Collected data
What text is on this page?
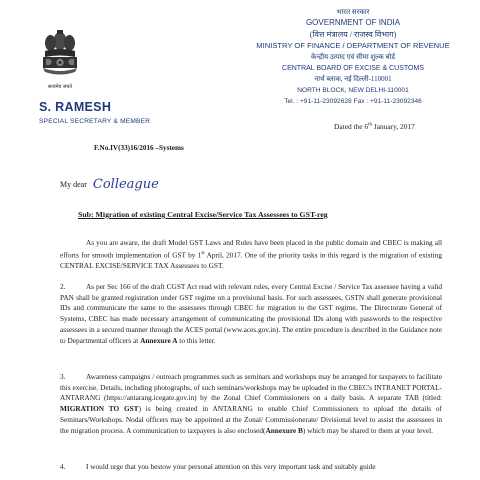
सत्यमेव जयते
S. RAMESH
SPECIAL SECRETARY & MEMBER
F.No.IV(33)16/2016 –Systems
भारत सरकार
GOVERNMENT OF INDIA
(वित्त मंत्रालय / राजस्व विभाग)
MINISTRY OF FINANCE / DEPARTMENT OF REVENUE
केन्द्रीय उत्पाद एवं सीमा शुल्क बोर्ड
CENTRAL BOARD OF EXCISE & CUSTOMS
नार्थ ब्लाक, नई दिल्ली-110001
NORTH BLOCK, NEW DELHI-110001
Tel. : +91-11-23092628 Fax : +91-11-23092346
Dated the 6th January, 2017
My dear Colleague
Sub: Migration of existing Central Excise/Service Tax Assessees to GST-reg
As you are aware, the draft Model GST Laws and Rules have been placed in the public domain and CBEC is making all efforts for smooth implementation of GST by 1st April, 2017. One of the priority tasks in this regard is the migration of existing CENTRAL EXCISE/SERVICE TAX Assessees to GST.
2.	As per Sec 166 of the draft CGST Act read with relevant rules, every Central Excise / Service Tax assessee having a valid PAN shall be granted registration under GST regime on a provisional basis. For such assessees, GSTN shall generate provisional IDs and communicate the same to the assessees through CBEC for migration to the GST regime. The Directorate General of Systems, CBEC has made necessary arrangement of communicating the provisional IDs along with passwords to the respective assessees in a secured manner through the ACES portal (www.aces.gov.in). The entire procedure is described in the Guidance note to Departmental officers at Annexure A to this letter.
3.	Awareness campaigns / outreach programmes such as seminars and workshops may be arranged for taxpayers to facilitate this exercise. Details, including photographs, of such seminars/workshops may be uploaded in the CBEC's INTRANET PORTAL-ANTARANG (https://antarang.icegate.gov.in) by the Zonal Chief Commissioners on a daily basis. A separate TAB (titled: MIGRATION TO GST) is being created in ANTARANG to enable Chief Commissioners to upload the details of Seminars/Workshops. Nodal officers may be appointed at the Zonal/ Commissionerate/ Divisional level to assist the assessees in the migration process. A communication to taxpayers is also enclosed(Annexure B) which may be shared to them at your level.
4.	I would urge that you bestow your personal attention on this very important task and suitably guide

_What the task requires_. Repeat all of the records verbatim, leaving out the pictures.

_Reply to the task_.
What text is on this page?
सत्यमेव जयते
S. RAMESH
SPECIAL SECRETARY & MEMBER
F.No.IV(33)16/2016 –Systems
भारत सरकार
GOVERNMENT OF INDIA
(वित्त मंत्रालय / राजस्व विभाग)
MINISTRY OF FINANCE / DEPARTMENT OF REVENUE
केन्द्रीय उत्पाद एवं सीमा शुल्क बोर्ड
CENTRAL BOARD OF EXCISE & CUSTOMS
नार्थ ब्लाक, नई दिल्ली-110001
NORTH BLOCK, NEW DELHI-110001
Tel. : +91-11-23092628 Fax : +91-11-23092346
Dated the 6th January, 2017
My dear Colleague
Sub: Migration of existing Central Excise/Service Tax Assessees to GST-reg
As you are aware, the draft Model GST Laws and Rules have been placed in the public domain and CBEC is making all efforts for smooth implementation of GST by 1st April, 2017. One of the priority tasks in this regard is the migration of existing CENTRAL EXCISE/SERVICE TAX Assessees to GST.
2.	As per Sec 166 of the draft CGST Act read with relevant rules, every Central Excise / Service Tax assessee having a valid PAN shall be granted registration under GST regime on a provisional basis. For such assessees, GSTN shall generate provisional IDs and communicate the same to the assessees through CBEC for migration to the GST regime. The Directorate General of Systems, CBEC has made necessary arrangement of communicating the provisional IDs along with passwords to the respective assessees in a secured manner through the ACES portal (www.aces.gov.in). The entire procedure is described in the Guidance note to Departmental officers at Annexure A to this letter.
3.	Awareness campaigns / outreach programmes such as seminars and workshops may be arranged for taxpayers to facilitate this exercise. Details, including photographs, of such seminars/workshops may be uploaded in the CBEC's INTRANET PORTAL-ANTARANG (https://antarang.icegate.gov.in) by the Zonal Chief Commissioners on a daily basis. A separate TAB (titled: MIGRATION TO GST) is being created in ANTARANG to enable Chief Commissioners to upload the details of Seminars/Workshops. Nodal officers may be appointed at the Zonal/ Commissionerate/ Divisional level to assist the assessees in the migration process. A communication to taxpayers is also enclosed(Annexure B) which may be shared to them at your level.
4.	I would urge that you bestow your personal attention on this very important task and suitably guide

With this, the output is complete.